* [Exercise details]
Copy out the entries exactly, from the first line to the last.

* [Record set]
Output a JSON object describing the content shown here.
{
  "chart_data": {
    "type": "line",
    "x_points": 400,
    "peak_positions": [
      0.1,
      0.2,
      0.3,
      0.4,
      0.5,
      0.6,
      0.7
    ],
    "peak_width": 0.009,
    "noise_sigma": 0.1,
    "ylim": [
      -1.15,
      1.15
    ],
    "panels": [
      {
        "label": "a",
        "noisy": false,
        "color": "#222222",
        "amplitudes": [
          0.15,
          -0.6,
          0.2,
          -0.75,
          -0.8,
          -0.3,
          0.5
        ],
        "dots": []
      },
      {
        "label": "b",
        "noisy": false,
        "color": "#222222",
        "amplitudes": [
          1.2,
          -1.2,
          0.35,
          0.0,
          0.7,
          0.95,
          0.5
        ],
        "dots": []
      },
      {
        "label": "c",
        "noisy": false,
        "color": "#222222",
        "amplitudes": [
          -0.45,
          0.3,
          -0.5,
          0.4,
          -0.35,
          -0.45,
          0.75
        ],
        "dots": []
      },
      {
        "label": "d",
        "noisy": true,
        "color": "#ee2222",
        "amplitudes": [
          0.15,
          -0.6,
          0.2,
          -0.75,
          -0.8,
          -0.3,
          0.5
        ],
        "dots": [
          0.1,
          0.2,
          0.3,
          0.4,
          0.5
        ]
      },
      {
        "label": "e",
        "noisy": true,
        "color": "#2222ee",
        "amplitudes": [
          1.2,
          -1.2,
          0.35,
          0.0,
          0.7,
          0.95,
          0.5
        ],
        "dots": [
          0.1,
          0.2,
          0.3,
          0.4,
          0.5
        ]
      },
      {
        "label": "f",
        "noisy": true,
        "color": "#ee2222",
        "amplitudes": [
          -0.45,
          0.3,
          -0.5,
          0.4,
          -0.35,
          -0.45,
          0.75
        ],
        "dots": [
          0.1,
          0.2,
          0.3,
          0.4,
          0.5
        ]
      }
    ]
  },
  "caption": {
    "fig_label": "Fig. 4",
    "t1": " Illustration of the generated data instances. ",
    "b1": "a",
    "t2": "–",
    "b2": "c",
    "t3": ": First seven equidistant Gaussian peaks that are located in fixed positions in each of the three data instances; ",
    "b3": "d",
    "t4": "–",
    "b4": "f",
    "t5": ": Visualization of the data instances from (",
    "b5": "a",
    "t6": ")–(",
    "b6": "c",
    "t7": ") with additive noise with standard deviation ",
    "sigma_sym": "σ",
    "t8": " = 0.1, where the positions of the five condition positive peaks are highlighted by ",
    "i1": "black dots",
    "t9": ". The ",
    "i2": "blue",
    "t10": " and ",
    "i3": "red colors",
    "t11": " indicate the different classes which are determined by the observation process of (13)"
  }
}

* [Finished answer]
Output a JSON object describing the content shown here.
{
  "chart_data": {
    "type": "line",
    "x_points": 400,
    "peak_positions": [
      0.1,
      0.2,
      0.3,
      0.4,
      0.5,
      0.6,
      0.7
    ],
    "peak_width": 0.009,
    "noise_sigma": 0.1,
    "ylim": [
      -1.15,
      1.15
    ],
    "panels": [
      {
        "label": "a",
        "noisy": false,
        "color": "#222222",
        "amplitudes": [
          0.15,
          -0.6,
          0.2,
          -0.75,
          -0.8,
          -0.3,
          0.5
        ],
        "dots": []
      },
      {
        "label": "b",
        "noisy": false,
        "color": "#222222",
        "amplitudes": [
          1.2,
          -1.2,
          0.35,
          0.0,
          0.7,
          0.95,
          0.5
        ],
        "dots": []
      },
      {
        "label": "c",
        "noisy": false,
        "color": "#222222",
        "amplitudes": [
          -0.45,
          0.3,
          -0.5,
          0.4,
          -0.35,
          -0.45,
          0.75
        ],
        "dots": []
      },
      {
        "label": "d",
        "noisy": true,
        "color": "#ee2222",
        "amplitudes": [
          0.15,
          -0.6,
          0.2,
          -0.75,
          -0.8,
          -0.3,
          0.5
        ],
        "dots": [
          0.1,
          0.2,
          0.3,
          0.4,
          0.5
        ]
      },
      {
        "label": "e",
        "noisy": true,
        "color": "#2222ee",
        "amplitudes": [
          1.2,
          -1.2,
          0.35,
          0.0,
          0.7,
          0.95,
          0.5
        ],
        "dots": [
          0.1,
          0.2,
          0.3,
          0.4,
          0.5
        ]
      },
      {
        "label": "f",
        "noisy": true,
        "color": "#ee2222",
        "amplitudes": [
          -0.45,
          0.3,
          -0.5,
          0.4,
          -0.35,
          -0.45,
          0.75
        ],
        "dots": [
          0.1,
          0.2,
          0.3,
          0.4,
          0.5
        ]
      }
    ]
  },
  "caption": {
    "fig_label": "Fig. 4",
    "t1": " Illustration of the generated data instances. ",
    "b1": "a",
    "t2": "–",
    "b2": "c",
    "t3": ": First seven equidistant Gaussian peaks that are located in fixed positions in each of the three data instances; ",
    "b3": "d",
    "t4": "–",
    "b4": "f",
    "t5": ": Visualization of the data instances from (",
    "b5": "a",
    "t6": ")–(",
    "b6": "c",
    "t7": ") with additive noise with standard deviation ",
    "sigma_sym": "σ",
    "t8": " = 0.1, where the positions of the five condition positive peaks are highlighted by ",
    "i1": "black dots",
    "t9": ". The ",
    "i2": "blue",
    "t10": " and ",
    "i3": "red colors",
    "t11": " indicate the different classes which are determined by the observation process of (13)"
  }
}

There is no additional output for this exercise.